Report all lines from the entries below in which "What" appears.

──────────

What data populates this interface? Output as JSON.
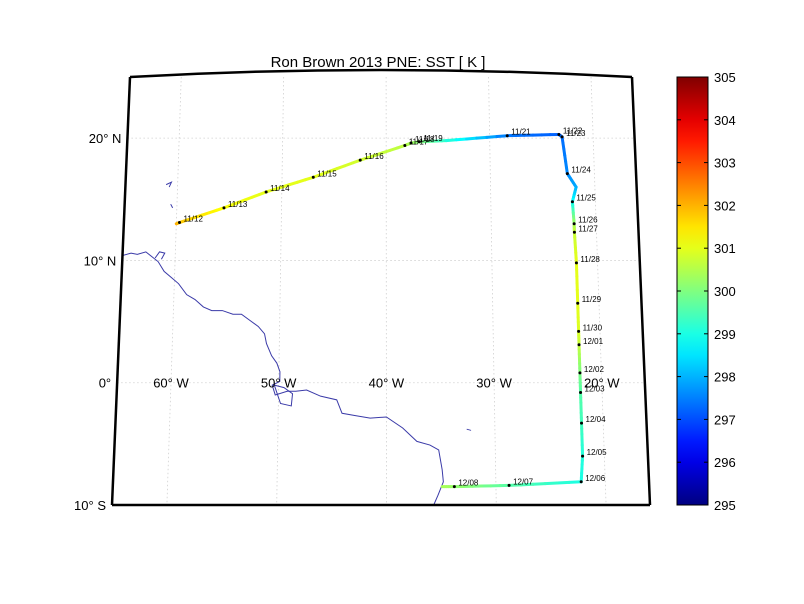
{
  "title": "Ron Brown 2013 PNE: SST [ K ]",
  "latitude_labels": [
    "20° N",
    "10° N",
    "0°",
    "10° S"
  ],
  "longitude_labels": [
    "60° W",
    "50° W",
    "40° W",
    "30° W",
    "20° W"
  ],
  "colorbar": {
    "min": 295,
    "max": 305,
    "tick_labels": [
      "305",
      "304",
      "303",
      "302",
      "301",
      "300",
      "299",
      "298",
      "297",
      "296",
      "295"
    ],
    "colormap": "jet"
  },
  "colors": {
    "coastline": "#3a3aa8",
    "grid": "#d0d0d0",
    "frame": "#000000"
  },
  "track": [
    {
      "lon": -60.0,
      "lat": 13.0,
      "sst": 302.1
    },
    {
      "lon": -59.7,
      "lat": 13.1,
      "label": "11/12",
      "sst": 301.8
    },
    {
      "lon": -55.5,
      "lat": 14.3,
      "label": "11/13",
      "sst": 301.2
    },
    {
      "lon": -51.5,
      "lat": 15.6,
      "label": "11/14",
      "sst": 301.0
    },
    {
      "lon": -47.0,
      "lat": 16.8,
      "label": "11/15",
      "sst": 301.0
    },
    {
      "lon": -42.5,
      "lat": 18.2,
      "label": "11/16",
      "sst": 300.8
    },
    {
      "lon": -38.2,
      "lat": 19.4,
      "label": "11/17",
      "sst": 300.6
    },
    {
      "lon": -37.6,
      "lat": 19.6,
      "label": "11/18",
      "sst": 300.4
    },
    {
      "lon": -36.8,
      "lat": 19.7,
      "label": "11/19",
      "sst": 300.1
    },
    {
      "lon": -34.2,
      "lat": 19.8,
      "sst": 299.2
    },
    {
      "lon": -28.3,
      "lat": 20.2,
      "label": "11/21",
      "sst": 297.4
    },
    {
      "lon": -23.3,
      "lat": 20.3,
      "label": "11/22",
      "sst": 297.2
    },
    {
      "lon": -23.0,
      "lat": 20.1,
      "label": "11/23",
      "sst": 297.3
    },
    {
      "lon": -22.6,
      "lat": 17.1,
      "label": "11/24",
      "sst": 297.6
    },
    {
      "lon": -21.8,
      "lat": 16.0,
      "sst": 297.9
    },
    {
      "lon": -22.2,
      "lat": 14.8,
      "label": "11/25",
      "sst": 298.8
    },
    {
      "lon": -22.1,
      "lat": 13.0,
      "label": "11/26",
      "sst": 300.3
    },
    {
      "lon": -22.1,
      "lat": 12.3,
      "label": "11/27",
      "sst": 300.7
    },
    {
      "lon": -22.0,
      "lat": 9.8,
      "label": "11/28",
      "sst": 301.0
    },
    {
      "lon": -22.0,
      "lat": 6.5,
      "label": "11/29",
      "sst": 301.0
    },
    {
      "lon": -22.0,
      "lat": 4.2,
      "label": "11/30",
      "sst": 300.9
    },
    {
      "lon": -22.0,
      "lat": 3.1,
      "label": "12/01",
      "sst": 300.7
    },
    {
      "lon": -22.0,
      "lat": 0.8,
      "label": "12/02",
      "sst": 300.0
    },
    {
      "lon": -22.0,
      "lat": -0.8,
      "label": "12/03",
      "sst": 299.6
    },
    {
      "lon": -22.0,
      "lat": -3.3,
      "label": "12/04",
      "sst": 299.4
    },
    {
      "lon": -22.0,
      "lat": -6.0,
      "label": "12/05",
      "sst": 299.1
    },
    {
      "lon": -22.2,
      "lat": -8.1,
      "label": "12/06",
      "sst": 299.0
    },
    {
      "lon": -28.8,
      "lat": -8.4,
      "label": "12/07",
      "sst": 299.6
    },
    {
      "lon": -33.8,
      "lat": -8.5,
      "label": "12/08",
      "sst": 300.2
    },
    {
      "lon": -34.9,
      "lat": -8.5,
      "sst": 300.4
    }
  ]
}
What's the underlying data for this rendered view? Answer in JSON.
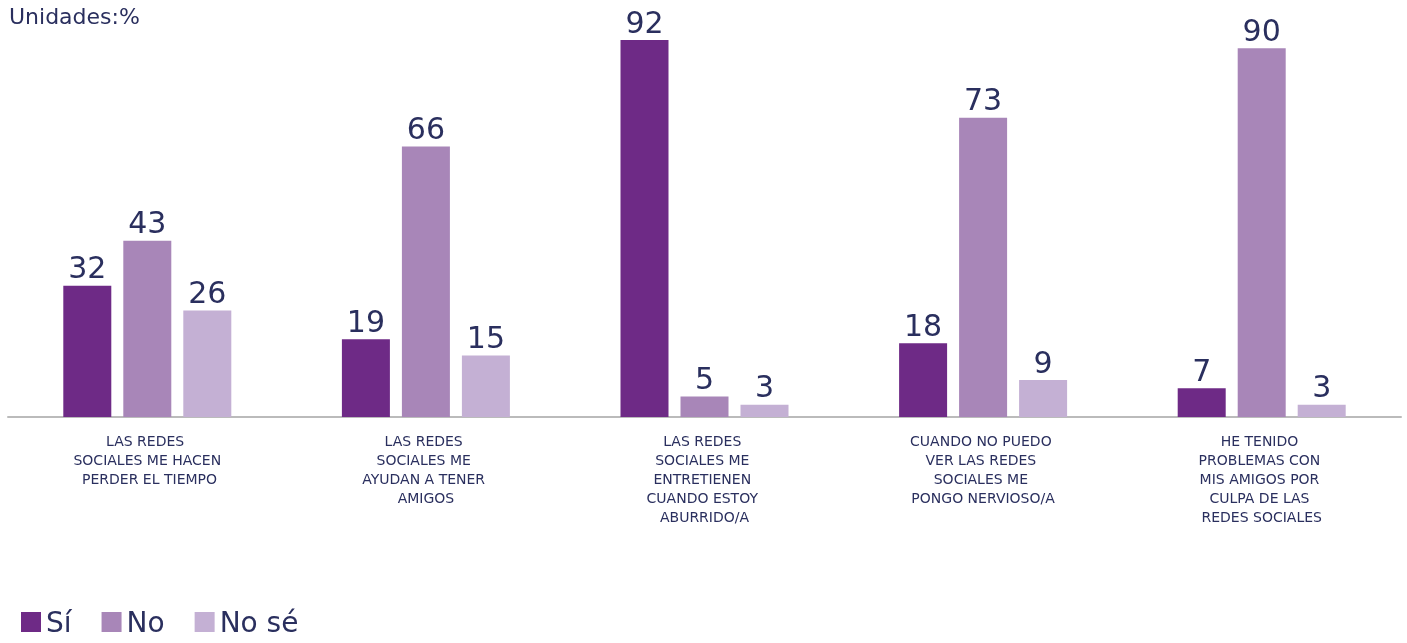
{
  "chart_data": {
    "type": "bar",
    "subtitle": "Unidades:%",
    "categories": [
      "LAS REDES SOCIALES ME HACEN PERDER EL TIEMPO",
      "LAS REDES SOCIALES ME AYUDAN A TENER AMIGOS",
      "LAS REDES SOCIALES ME ENTRETIENEN CUANDO ESTOY ABURRIDO/A",
      "CUANDO NO PUEDO VER LAS REDES SOCIALES ME PONGO NERVIOSO/A",
      "HE TENIDO PROBLEMAS CON MIS AMIGOS POR CULPA DE LAS REDES SOCIALES"
    ],
    "series": [
      {
        "name": "Sí",
        "color": "#6e2a86",
        "values": [
          32,
          19,
          92,
          18,
          7
        ]
      },
      {
        "name": "No",
        "color": "#a886b8",
        "values": [
          43,
          66,
          5,
          73,
          90
        ]
      },
      {
        "name": "No sé",
        "color": "#c4b0d4",
        "values": [
          26,
          15,
          3,
          9,
          3
        ]
      }
    ],
    "data_labels": true,
    "legend": "bottom left",
    "grid": false
  }
}
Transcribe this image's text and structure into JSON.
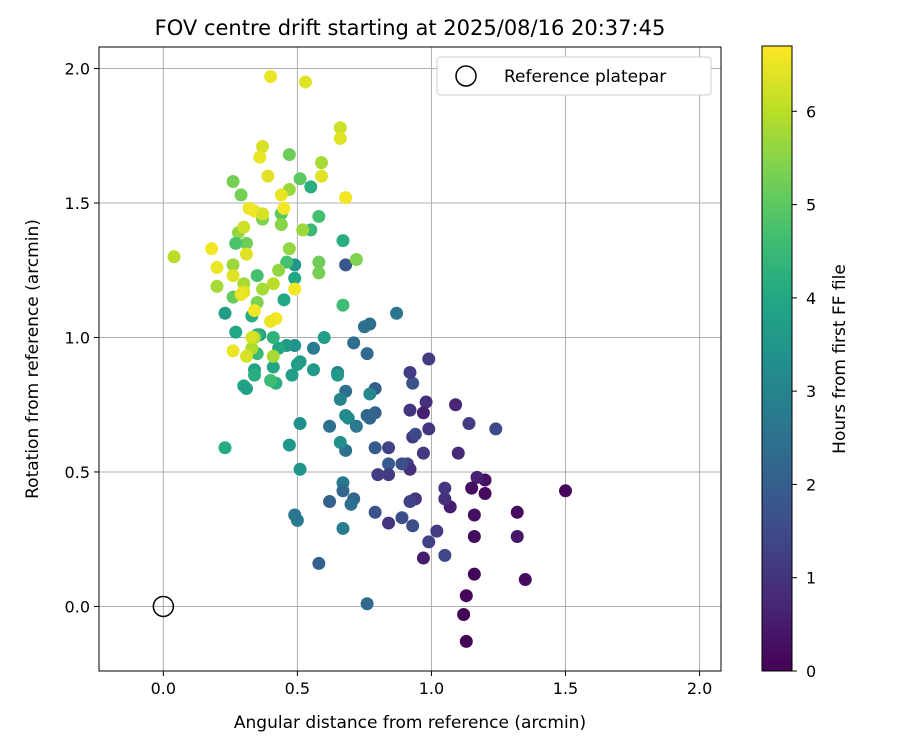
{
  "chart_data": {
    "type": "scatter",
    "title": "FOV centre drift starting at 2025/08/16 20:37:45",
    "xlabel": "Angular distance from reference (arcmin)",
    "ylabel": "Rotation from reference (arcmin)",
    "xlim": [
      -0.24,
      2.08
    ],
    "ylim": [
      -0.24,
      2.08
    ],
    "xticks": [
      "0.0",
      "0.5",
      "1.0",
      "1.5",
      "2.0"
    ],
    "yticks": [
      "0.0",
      "0.5",
      "1.0",
      "1.5",
      "2.0"
    ],
    "grid": true,
    "legend": {
      "position": "top-right",
      "label": "Reference platepar"
    },
    "reference_point": {
      "x": 0.0,
      "y": 0.0
    },
    "colorbar": {
      "label": "Hours from first FF file",
      "min": 0,
      "max": 6.7,
      "ticks": [
        "0",
        "1",
        "2",
        "3",
        "4",
        "5",
        "6"
      ],
      "colormap": "viridis"
    },
    "points": [
      {
        "x": 1.5,
        "y": 0.43,
        "h": 0.1
      },
      {
        "x": 1.35,
        "y": 0.1,
        "h": 0.2
      },
      {
        "x": 1.32,
        "y": 0.35,
        "h": 0.2
      },
      {
        "x": 1.32,
        "y": 0.26,
        "h": 0.4
      },
      {
        "x": 1.2,
        "y": 0.47,
        "h": 0.3
      },
      {
        "x": 1.2,
        "y": 0.42,
        "h": 0.2
      },
      {
        "x": 1.17,
        "y": 0.48,
        "h": 0.6
      },
      {
        "x": 1.16,
        "y": 0.34,
        "h": 0.3
      },
      {
        "x": 1.16,
        "y": 0.12,
        "h": 0.1
      },
      {
        "x": 1.16,
        "y": 0.26,
        "h": 0.2
      },
      {
        "x": 1.15,
        "y": 0.44,
        "h": 0.2
      },
      {
        "x": 1.13,
        "y": 0.04,
        "h": 0.1
      },
      {
        "x": 1.12,
        "y": -0.03,
        "h": 0.05
      },
      {
        "x": 1.13,
        "y": -0.13,
        "h": 0.1
      },
      {
        "x": 1.1,
        "y": 0.57,
        "h": 0.8
      },
      {
        "x": 1.09,
        "y": 0.75,
        "h": 0.7
      },
      {
        "x": 1.14,
        "y": 0.68,
        "h": 1.2
      },
      {
        "x": 1.24,
        "y": 0.66,
        "h": 1.5
      },
      {
        "x": 1.07,
        "y": 0.37,
        "h": 0.5
      },
      {
        "x": 1.05,
        "y": 0.44,
        "h": 1.0
      },
      {
        "x": 1.05,
        "y": 0.4,
        "h": 0.9
      },
      {
        "x": 1.05,
        "y": 0.19,
        "h": 1.4
      },
      {
        "x": 1.02,
        "y": 0.28,
        "h": 1.2
      },
      {
        "x": 0.99,
        "y": 0.24,
        "h": 1.3
      },
      {
        "x": 0.97,
        "y": 0.18,
        "h": 0.5
      },
      {
        "x": 0.99,
        "y": 0.92,
        "h": 1.2
      },
      {
        "x": 0.98,
        "y": 0.76,
        "h": 0.9
      },
      {
        "x": 0.97,
        "y": 0.72,
        "h": 0.6
      },
      {
        "x": 0.99,
        "y": 0.66,
        "h": 1.0
      },
      {
        "x": 0.97,
        "y": 0.57,
        "h": 1.1
      },
      {
        "x": 0.93,
        "y": 0.83,
        "h": 1.7
      },
      {
        "x": 0.92,
        "y": 0.87,
        "h": 1.2
      },
      {
        "x": 0.92,
        "y": 0.73,
        "h": 1.0
      },
      {
        "x": 0.93,
        "y": 0.63,
        "h": 1.1
      },
      {
        "x": 0.94,
        "y": 0.64,
        "h": 1.5
      },
      {
        "x": 0.91,
        "y": 0.53,
        "h": 1.3
      },
      {
        "x": 0.92,
        "y": 0.51,
        "h": 0.9
      },
      {
        "x": 0.94,
        "y": 0.4,
        "h": 1.0
      },
      {
        "x": 0.92,
        "y": 0.39,
        "h": 1.3
      },
      {
        "x": 0.93,
        "y": 0.3,
        "h": 1.6
      },
      {
        "x": 0.89,
        "y": 0.53,
        "h": 1.6
      },
      {
        "x": 0.89,
        "y": 0.33,
        "h": 1.6
      },
      {
        "x": 0.84,
        "y": 0.59,
        "h": 1.3
      },
      {
        "x": 0.84,
        "y": 0.53,
        "h": 1.9
      },
      {
        "x": 0.84,
        "y": 0.49,
        "h": 1.2
      },
      {
        "x": 0.84,
        "y": 0.31,
        "h": 1.0
      },
      {
        "x": 0.87,
        "y": 1.09,
        "h": 2.6
      },
      {
        "x": 0.79,
        "y": 0.81,
        "h": 2.0
      },
      {
        "x": 0.79,
        "y": 0.72,
        "h": 2.1
      },
      {
        "x": 0.79,
        "y": 0.59,
        "h": 1.9
      },
      {
        "x": 0.8,
        "y": 0.49,
        "h": 1.2
      },
      {
        "x": 0.79,
        "y": 0.35,
        "h": 1.7
      },
      {
        "x": 0.77,
        "y": 1.05,
        "h": 2.4
      },
      {
        "x": 0.75,
        "y": 1.04,
        "h": 2.5
      },
      {
        "x": 0.76,
        "y": 0.94,
        "h": 2.3
      },
      {
        "x": 0.77,
        "y": 0.79,
        "h": 3.1
      },
      {
        "x": 0.76,
        "y": 0.71,
        "h": 2.2
      },
      {
        "x": 0.77,
        "y": 0.7,
        "h": 2.2
      },
      {
        "x": 0.76,
        "y": 0.01,
        "h": 2.3
      },
      {
        "x": 0.71,
        "y": 0.98,
        "h": 2.4
      },
      {
        "x": 0.72,
        "y": 0.67,
        "h": 2.7
      },
      {
        "x": 0.71,
        "y": 0.4,
        "h": 2.2
      },
      {
        "x": 0.7,
        "y": 0.38,
        "h": 2.5
      },
      {
        "x": 0.69,
        "y": 0.7,
        "h": 3.1
      },
      {
        "x": 0.68,
        "y": 1.27,
        "h": 1.8
      },
      {
        "x": 0.68,
        "y": 0.8,
        "h": 2.4
      },
      {
        "x": 0.68,
        "y": 0.71,
        "h": 3.2
      },
      {
        "x": 0.68,
        "y": 0.58,
        "h": 2.5
      },
      {
        "x": 0.67,
        "y": 0.46,
        "h": 2.7
      },
      {
        "x": 0.67,
        "y": 0.43,
        "h": 2.2
      },
      {
        "x": 0.67,
        "y": 0.29,
        "h": 2.8
      },
      {
        "x": 0.66,
        "y": 0.77,
        "h": 3.0
      },
      {
        "x": 0.66,
        "y": 0.61,
        "h": 3.3
      },
      {
        "x": 0.65,
        "y": 0.87,
        "h": 2.8
      },
      {
        "x": 0.65,
        "y": 0.86,
        "h": 3.6
      },
      {
        "x": 0.62,
        "y": 0.67,
        "h": 2.5
      },
      {
        "x": 0.62,
        "y": 0.39,
        "h": 2.1
      },
      {
        "x": 0.6,
        "y": 1.0,
        "h": 3.7
      },
      {
        "x": 0.58,
        "y": 0.16,
        "h": 2.1
      },
      {
        "x": 0.56,
        "y": 0.96,
        "h": 2.8
      },
      {
        "x": 0.56,
        "y": 0.88,
        "h": 3.6
      },
      {
        "x": 0.51,
        "y": 0.68,
        "h": 3.3
      },
      {
        "x": 0.51,
        "y": 0.51,
        "h": 3.5
      },
      {
        "x": 0.5,
        "y": 0.32,
        "h": 2.7
      },
      {
        "x": 0.49,
        "y": 0.34,
        "h": 2.6
      },
      {
        "x": 0.51,
        "y": 0.91,
        "h": 3.6
      },
      {
        "x": 0.5,
        "y": 0.9,
        "h": 3.7
      },
      {
        "x": 0.49,
        "y": 0.97,
        "h": 3.4
      },
      {
        "x": 0.48,
        "y": 0.86,
        "h": 3.8
      },
      {
        "x": 0.47,
        "y": 0.6,
        "h": 3.5
      },
      {
        "x": 0.49,
        "y": 1.27,
        "h": 3.5
      },
      {
        "x": 0.49,
        "y": 1.22,
        "h": 4.0
      },
      {
        "x": 0.46,
        "y": 0.97,
        "h": 3.6
      },
      {
        "x": 0.45,
        "y": 1.14,
        "h": 4.0
      },
      {
        "x": 0.43,
        "y": 0.96,
        "h": 4.0
      },
      {
        "x": 0.42,
        "y": 0.83,
        "h": 4.2
      },
      {
        "x": 0.41,
        "y": 0.89,
        "h": 3.9
      },
      {
        "x": 0.41,
        "y": 1.0,
        "h": 4.3
      },
      {
        "x": 0.4,
        "y": 0.84,
        "h": 4.6
      },
      {
        "x": 0.36,
        "y": 1.01,
        "h": 3.8
      },
      {
        "x": 0.35,
        "y": 1.01,
        "h": 4.2
      },
      {
        "x": 0.35,
        "y": 0.94,
        "h": 4.5
      },
      {
        "x": 0.34,
        "y": 0.88,
        "h": 3.9
      },
      {
        "x": 0.34,
        "y": 0.86,
        "h": 4.2
      },
      {
        "x": 0.33,
        "y": 1.08,
        "h": 4.1
      },
      {
        "x": 0.3,
        "y": 0.82,
        "h": 4.0
      },
      {
        "x": 0.31,
        "y": 0.81,
        "h": 3.8
      },
      {
        "x": 0.27,
        "y": 1.02,
        "h": 4.0
      },
      {
        "x": 0.23,
        "y": 1.09,
        "h": 3.7
      },
      {
        "x": 0.23,
        "y": 0.59,
        "h": 4.1
      },
      {
        "x": 0.72,
        "y": 1.29,
        "h": 5.4
      },
      {
        "x": 0.67,
        "y": 1.36,
        "h": 4.2
      },
      {
        "x": 0.67,
        "y": 1.12,
        "h": 4.6
      },
      {
        "x": 0.58,
        "y": 1.45,
        "h": 4.7
      },
      {
        "x": 0.58,
        "y": 1.28,
        "h": 5.2
      },
      {
        "x": 0.58,
        "y": 1.24,
        "h": 5.3
      },
      {
        "x": 0.55,
        "y": 1.56,
        "h": 4.2
      },
      {
        "x": 0.55,
        "y": 1.4,
        "h": 4.5
      },
      {
        "x": 0.51,
        "y": 1.59,
        "h": 5.0
      },
      {
        "x": 0.52,
        "y": 1.4,
        "h": 5.7
      },
      {
        "x": 0.47,
        "y": 1.68,
        "h": 5.2
      },
      {
        "x": 0.47,
        "y": 1.55,
        "h": 5.7
      },
      {
        "x": 0.47,
        "y": 1.33,
        "h": 5.6
      },
      {
        "x": 0.46,
        "y": 1.28,
        "h": 4.7
      },
      {
        "x": 0.44,
        "y": 1.46,
        "h": 5.0
      },
      {
        "x": 0.44,
        "y": 1.42,
        "h": 5.5
      },
      {
        "x": 0.43,
        "y": 1.25,
        "h": 5.6
      },
      {
        "x": 0.41,
        "y": 1.2,
        "h": 6.0
      },
      {
        "x": 0.41,
        "y": 0.93,
        "h": 5.8
      },
      {
        "x": 0.37,
        "y": 1.44,
        "h": 5.4
      },
      {
        "x": 0.37,
        "y": 1.18,
        "h": 5.8
      },
      {
        "x": 0.35,
        "y": 1.23,
        "h": 4.7
      },
      {
        "x": 0.35,
        "y": 1.13,
        "h": 5.4
      },
      {
        "x": 0.34,
        "y": 1.0,
        "h": 5.8
      },
      {
        "x": 0.33,
        "y": 0.96,
        "h": 5.9
      },
      {
        "x": 0.31,
        "y": 1.35,
        "h": 5.2
      },
      {
        "x": 0.3,
        "y": 1.2,
        "h": 5.8
      },
      {
        "x": 0.29,
        "y": 1.53,
        "h": 5.3
      },
      {
        "x": 0.28,
        "y": 1.39,
        "h": 5.6
      },
      {
        "x": 0.27,
        "y": 1.35,
        "h": 4.8
      },
      {
        "x": 0.26,
        "y": 1.58,
        "h": 5.3
      },
      {
        "x": 0.26,
        "y": 1.27,
        "h": 5.7
      },
      {
        "x": 0.26,
        "y": 1.15,
        "h": 5.1
      },
      {
        "x": 0.2,
        "y": 1.19,
        "h": 5.8
      },
      {
        "x": 0.04,
        "y": 1.3,
        "h": 6.0
      },
      {
        "x": 0.4,
        "y": 1.97,
        "h": 6.5
      },
      {
        "x": 0.53,
        "y": 1.95,
        "h": 6.4
      },
      {
        "x": 0.66,
        "y": 1.78,
        "h": 6.2
      },
      {
        "x": 0.66,
        "y": 1.74,
        "h": 6.4
      },
      {
        "x": 0.59,
        "y": 1.65,
        "h": 5.8
      },
      {
        "x": 0.59,
        "y": 1.6,
        "h": 6.4
      },
      {
        "x": 0.68,
        "y": 1.52,
        "h": 6.6
      },
      {
        "x": 0.37,
        "y": 1.71,
        "h": 6.3
      },
      {
        "x": 0.36,
        "y": 1.67,
        "h": 6.5
      },
      {
        "x": 0.39,
        "y": 1.6,
        "h": 6.4
      },
      {
        "x": 0.44,
        "y": 1.53,
        "h": 6.5
      },
      {
        "x": 0.45,
        "y": 1.48,
        "h": 6.6
      },
      {
        "x": 0.32,
        "y": 1.48,
        "h": 6.5
      },
      {
        "x": 0.34,
        "y": 1.47,
        "h": 6.6
      },
      {
        "x": 0.37,
        "y": 1.46,
        "h": 6.3
      },
      {
        "x": 0.3,
        "y": 1.41,
        "h": 6.2
      },
      {
        "x": 0.31,
        "y": 1.31,
        "h": 6.4
      },
      {
        "x": 0.18,
        "y": 1.33,
        "h": 6.6
      },
      {
        "x": 0.2,
        "y": 1.26,
        "h": 6.5
      },
      {
        "x": 0.26,
        "y": 1.23,
        "h": 6.4
      },
      {
        "x": 0.3,
        "y": 1.17,
        "h": 6.4
      },
      {
        "x": 0.29,
        "y": 1.16,
        "h": 6.5
      },
      {
        "x": 0.49,
        "y": 1.18,
        "h": 6.6
      },
      {
        "x": 0.42,
        "y": 1.07,
        "h": 6.6
      },
      {
        "x": 0.4,
        "y": 1.06,
        "h": 6.5
      },
      {
        "x": 0.34,
        "y": 1.1,
        "h": 6.6
      },
      {
        "x": 0.33,
        "y": 1.0,
        "h": 6.3
      },
      {
        "x": 0.26,
        "y": 0.95,
        "h": 6.5
      },
      {
        "x": 0.31,
        "y": 0.93,
        "h": 6.3
      }
    ]
  }
}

──────────

### Solution for this task
What data populates this interface? Output as JSON.
What's the underlying data for this rendered view? Answer in JSON.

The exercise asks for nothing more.